** START OF MATERIAL FOR THIS EXERCISE **
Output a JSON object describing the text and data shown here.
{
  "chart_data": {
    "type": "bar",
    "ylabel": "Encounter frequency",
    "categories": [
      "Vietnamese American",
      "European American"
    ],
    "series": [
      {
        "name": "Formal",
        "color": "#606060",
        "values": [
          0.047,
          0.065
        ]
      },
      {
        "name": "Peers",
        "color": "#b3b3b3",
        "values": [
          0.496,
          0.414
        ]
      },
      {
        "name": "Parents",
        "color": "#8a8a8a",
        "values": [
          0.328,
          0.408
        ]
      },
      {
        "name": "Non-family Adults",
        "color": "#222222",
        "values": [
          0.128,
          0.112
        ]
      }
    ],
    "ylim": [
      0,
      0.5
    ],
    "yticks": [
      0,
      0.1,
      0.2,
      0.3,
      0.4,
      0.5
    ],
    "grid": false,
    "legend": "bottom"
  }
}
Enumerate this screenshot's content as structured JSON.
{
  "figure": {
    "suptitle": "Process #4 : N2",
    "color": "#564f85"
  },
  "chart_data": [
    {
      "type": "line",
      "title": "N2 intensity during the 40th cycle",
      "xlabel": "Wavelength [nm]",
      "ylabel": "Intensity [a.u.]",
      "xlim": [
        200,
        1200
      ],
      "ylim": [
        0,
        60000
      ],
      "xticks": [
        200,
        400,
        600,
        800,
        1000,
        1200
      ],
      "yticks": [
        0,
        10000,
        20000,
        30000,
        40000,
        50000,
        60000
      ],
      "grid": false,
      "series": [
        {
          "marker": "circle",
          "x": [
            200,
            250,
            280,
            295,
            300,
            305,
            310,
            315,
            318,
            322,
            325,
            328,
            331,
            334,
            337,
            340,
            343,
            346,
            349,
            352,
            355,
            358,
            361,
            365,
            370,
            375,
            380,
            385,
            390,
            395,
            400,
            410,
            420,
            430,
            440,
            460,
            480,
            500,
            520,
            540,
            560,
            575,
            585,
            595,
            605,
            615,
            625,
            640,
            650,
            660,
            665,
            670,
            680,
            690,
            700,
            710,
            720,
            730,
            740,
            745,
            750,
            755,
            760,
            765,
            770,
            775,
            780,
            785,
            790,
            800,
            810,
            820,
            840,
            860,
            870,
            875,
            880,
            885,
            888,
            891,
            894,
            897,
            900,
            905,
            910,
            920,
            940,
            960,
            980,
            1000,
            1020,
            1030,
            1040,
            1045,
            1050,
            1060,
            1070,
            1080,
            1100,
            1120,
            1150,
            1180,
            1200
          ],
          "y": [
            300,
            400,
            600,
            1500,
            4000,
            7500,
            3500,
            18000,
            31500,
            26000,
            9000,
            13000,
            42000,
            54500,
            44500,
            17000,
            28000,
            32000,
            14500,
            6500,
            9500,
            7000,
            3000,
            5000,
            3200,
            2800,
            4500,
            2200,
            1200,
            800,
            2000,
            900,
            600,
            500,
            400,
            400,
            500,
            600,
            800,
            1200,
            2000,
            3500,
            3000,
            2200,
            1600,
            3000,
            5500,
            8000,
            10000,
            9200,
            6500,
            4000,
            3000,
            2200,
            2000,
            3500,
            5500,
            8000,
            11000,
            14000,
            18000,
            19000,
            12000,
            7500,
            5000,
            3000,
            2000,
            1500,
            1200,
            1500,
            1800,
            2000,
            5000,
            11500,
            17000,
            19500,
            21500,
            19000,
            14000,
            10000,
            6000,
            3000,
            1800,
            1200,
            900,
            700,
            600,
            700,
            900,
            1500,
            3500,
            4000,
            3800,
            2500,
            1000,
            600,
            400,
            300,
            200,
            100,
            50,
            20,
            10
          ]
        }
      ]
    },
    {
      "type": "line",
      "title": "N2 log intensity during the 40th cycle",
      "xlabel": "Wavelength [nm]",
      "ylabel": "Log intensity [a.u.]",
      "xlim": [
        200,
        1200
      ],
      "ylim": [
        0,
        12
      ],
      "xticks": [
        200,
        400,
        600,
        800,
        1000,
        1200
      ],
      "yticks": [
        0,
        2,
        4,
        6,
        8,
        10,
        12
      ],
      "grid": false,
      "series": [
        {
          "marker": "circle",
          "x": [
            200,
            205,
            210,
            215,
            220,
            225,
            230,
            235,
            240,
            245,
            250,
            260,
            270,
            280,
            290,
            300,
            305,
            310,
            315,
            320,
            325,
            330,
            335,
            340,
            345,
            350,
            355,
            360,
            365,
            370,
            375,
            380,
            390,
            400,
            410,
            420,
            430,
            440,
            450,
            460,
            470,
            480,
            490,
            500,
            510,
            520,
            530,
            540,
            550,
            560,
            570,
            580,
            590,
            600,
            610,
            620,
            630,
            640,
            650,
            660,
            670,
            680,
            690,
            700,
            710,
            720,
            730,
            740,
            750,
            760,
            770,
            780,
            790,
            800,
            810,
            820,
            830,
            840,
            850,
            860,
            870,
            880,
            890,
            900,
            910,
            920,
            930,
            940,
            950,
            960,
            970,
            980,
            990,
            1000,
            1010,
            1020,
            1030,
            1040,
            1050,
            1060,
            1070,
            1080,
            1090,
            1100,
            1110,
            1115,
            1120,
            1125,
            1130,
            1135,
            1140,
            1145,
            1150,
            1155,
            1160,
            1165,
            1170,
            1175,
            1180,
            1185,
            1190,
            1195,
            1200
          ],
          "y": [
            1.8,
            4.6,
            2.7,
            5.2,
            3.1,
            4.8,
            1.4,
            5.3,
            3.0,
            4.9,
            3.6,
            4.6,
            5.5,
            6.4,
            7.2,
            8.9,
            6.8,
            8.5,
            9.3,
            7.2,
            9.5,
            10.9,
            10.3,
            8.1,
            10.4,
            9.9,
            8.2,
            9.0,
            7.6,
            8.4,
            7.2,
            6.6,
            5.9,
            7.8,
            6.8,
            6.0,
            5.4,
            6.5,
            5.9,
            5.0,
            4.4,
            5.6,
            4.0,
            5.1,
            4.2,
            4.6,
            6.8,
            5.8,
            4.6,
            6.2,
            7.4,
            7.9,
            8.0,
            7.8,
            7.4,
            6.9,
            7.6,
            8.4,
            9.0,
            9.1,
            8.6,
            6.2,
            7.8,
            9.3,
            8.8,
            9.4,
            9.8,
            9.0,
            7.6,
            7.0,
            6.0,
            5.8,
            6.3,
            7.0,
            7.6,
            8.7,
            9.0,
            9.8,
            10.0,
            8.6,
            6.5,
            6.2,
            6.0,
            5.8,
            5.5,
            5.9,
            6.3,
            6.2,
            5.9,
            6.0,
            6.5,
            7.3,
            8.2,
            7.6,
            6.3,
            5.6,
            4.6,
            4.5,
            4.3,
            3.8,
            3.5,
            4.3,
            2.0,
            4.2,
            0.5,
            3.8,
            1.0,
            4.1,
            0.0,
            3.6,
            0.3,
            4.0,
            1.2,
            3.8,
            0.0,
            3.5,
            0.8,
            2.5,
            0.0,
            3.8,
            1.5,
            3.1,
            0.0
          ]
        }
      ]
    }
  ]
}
** END OF MATERIAL FOR THIS EXERCISE **
Write out the data again, exactly and in full.

→ TASK RESPONSE
Output a JSON object describing the text and data shown here.
{
  "chart_data": {
    "type": "bar",
    "ylabel": "Encounter frequency",
    "categories": [
      "Vietnamese American",
      "European American"
    ],
    "series": [
      {
        "name": "Formal",
        "color": "#606060",
        "values": [
          0.047,
          0.065
        ]
      },
      {
        "name": "Peers",
        "color": "#b3b3b3",
        "values": [
          0.496,
          0.414
        ]
      },
      {
        "name": "Parents",
        "color": "#8a8a8a",
        "values": [
          0.328,
          0.408
        ]
      },
      {
        "name": "Non-family Adults",
        "color": "#222222",
        "values": [
          0.128,
          0.112
        ]
      }
    ],
    "ylim": [
      0,
      0.5
    ],
    "yticks": [
      0,
      0.1,
      0.2,
      0.3,
      0.4,
      0.5
    ],
    "grid": false,
    "legend": "bottom"
  }
}
Enumerate this screenshot's content as structured JSON.
{
  "figure": {
    "suptitle": "Process #4 : N2",
    "color": "#564f85"
  },
  "chart_data": [
    {
      "type": "line",
      "title": "N2 intensity during the 40th cycle",
      "xlabel": "Wavelength [nm]",
      "ylabel": "Intensity [a.u.]",
      "xlim": [
        200,
        1200
      ],
      "ylim": [
        0,
        60000
      ],
      "xticks": [
        200,
        400,
        600,
        800,
        1000,
        1200
      ],
      "yticks": [
        0,
        10000,
        20000,
        30000,
        40000,
        50000,
        60000
      ],
      "grid": false,
      "series": [
        {
          "marker": "circle",
          "x": [
            200,
            250,
            280,
            295,
            300,
            305,
            310,
            315,
            318,
            322,
            325,
            328,
            331,
            334,
            337,
            340,
            343,
            346,
            349,
            352,
            355,
            358,
            361,
            365,
            370,
            375,
            380,
            385,
            390,
            395,
            400,
            410,
            420,
            430,
            440,
            460,
            480,
            500,
            520,
            540,
            560,
            575,
            585,
            595,
            605,
            615,
            625,
            640,
            650,
            660,
            665,
            670,
            680,
            690,
            700,
            710,
            720,
            730,
            740,
            745,
            750,
            755,
            760,
            765,
            770,
            775,
            780,
            785,
            790,
            800,
            810,
            820,
            840,
            860,
            870,
            875,
            880,
            885,
            888,
            891,
            894,
            897,
            900,
            905,
            910,
            920,
            940,
            960,
            980,
            1000,
            1020,
            1030,
            1040,
            1045,
            1050,
            1060,
            1070,
            1080,
            1100,
            1120,
            1150,
            1180,
            1200
          ],
          "y": [
            300,
            400,
            600,
            1500,
            4000,
            7500,
            3500,
            18000,
            31500,
            26000,
            9000,
            13000,
            42000,
            54500,
            44500,
            17000,
            28000,
            32000,
            14500,
            6500,
            9500,
            7000,
            3000,
            5000,
            3200,
            2800,
            4500,
            2200,
            1200,
            800,
            2000,
            900,
            600,
            500,
            400,
            400,
            500,
            600,
            800,
            1200,
            2000,
            3500,
            3000,
            2200,
            1600,
            3000,
            5500,
            8000,
            10000,
            9200,
            6500,
            4000,
            3000,
            2200,
            2000,
            3500,
            5500,
            8000,
            11000,
            14000,
            18000,
            19000,
            12000,
            7500,
            5000,
            3000,
            2000,
            1500,
            1200,
            1500,
            1800,
            2000,
            5000,
            11500,
            17000,
            19500,
            21500,
            19000,
            14000,
            10000,
            6000,
            3000,
            1800,
            1200,
            900,
            700,
            600,
            700,
            900,
            1500,
            3500,
            4000,
            3800,
            2500,
            1000,
            600,
            400,
            300,
            200,
            100,
            50,
            20,
            10
          ]
        }
      ]
    },
    {
      "type": "line",
      "title": "N2 log intensity during the 40th cycle",
      "xlabel": "Wavelength [nm]",
      "ylabel": "Log intensity [a.u.]",
      "xlim": [
        200,
        1200
      ],
      "ylim": [
        0,
        12
      ],
      "xticks": [
        200,
        400,
        600,
        800,
        1000,
        1200
      ],
      "yticks": [
        0,
        2,
        4,
        6,
        8,
        10,
        12
      ],
      "grid": false,
      "series": [
        {
          "marker": "circle",
          "x": [
            200,
            205,
            210,
            215,
            220,
            225,
            230,
            235,
            240,
            245,
            250,
            260,
            270,
            280,
            290,
            300,
            305,
            310,
            315,
            320,
            325,
            330,
            335,
            340,
            345,
            350,
            355,
            360,
            365,
            370,
            375,
            380,
            390,
            400,
            410,
            420,
            430,
            440,
            450,
            460,
            470,
            480,
            490,
            500,
            510,
            520,
            530,
            540,
            550,
            560,
            570,
            580,
            590,
            600,
            610,
            620,
            630,
            640,
            650,
            660,
            670,
            680,
            690,
            700,
            710,
            720,
            730,
            740,
            750,
            760,
            770,
            780,
            790,
            800,
            810,
            820,
            830,
            840,
            850,
            860,
            870,
            880,
            890,
            900,
            910,
            920,
            930,
            940,
            950,
            960,
            970,
            980,
            990,
            1000,
            1010,
            1020,
            1030,
            1040,
            1050,
            1060,
            1070,
            1080,
            1090,
            1100,
            1110,
            1115,
            1120,
            1125,
            1130,
            1135,
            1140,
            1145,
            1150,
            1155,
            1160,
            1165,
            1170,
            1175,
            1180,
            1185,
            1190,
            1195,
            1200
          ],
          "y": [
            1.8,
            4.6,
            2.7,
            5.2,
            3.1,
            4.8,
            1.4,
            5.3,
            3.0,
            4.9,
            3.6,
            4.6,
            5.5,
            6.4,
            7.2,
            8.9,
            6.8,
            8.5,
            9.3,
            7.2,
            9.5,
            10.9,
            10.3,
            8.1,
            10.4,
            9.9,
            8.2,
            9.0,
            7.6,
            8.4,
            7.2,
            6.6,
            5.9,
            7.8,
            6.8,
            6.0,
            5.4,
            6.5,
            5.9,
            5.0,
            4.4,
            5.6,
            4.0,
            5.1,
            4.2,
            4.6,
            6.8,
            5.8,
            4.6,
            6.2,
            7.4,
            7.9,
            8.0,
            7.8,
            7.4,
            6.9,
            7.6,
            8.4,
            9.0,
            9.1,
            8.6,
            6.2,
            7.8,
            9.3,
            8.8,
            9.4,
            9.8,
            9.0,
            7.6,
            7.0,
            6.0,
            5.8,
            6.3,
            7.0,
            7.6,
            8.7,
            9.0,
            9.8,
            10.0,
            8.6,
            6.5,
            6.2,
            6.0,
            5.8,
            5.5,
            5.9,
            6.3,
            6.2,
            5.9,
            6.0,
            6.5,
            7.3,
            8.2,
            7.6,
            6.3,
            5.6,
            4.6,
            4.5,
            4.3,
            3.8,
            3.5,
            4.3,
            2.0,
            4.2,
            0.5,
            3.8,
            1.0,
            4.1,
            0.0,
            3.6,
            0.3,
            4.0,
            1.2,
            3.8,
            0.0,
            3.5,
            0.8,
            2.5,
            0.0,
            3.8,
            1.5,
            3.1,
            0.0
          ]
        }
      ]
    }
  ]
}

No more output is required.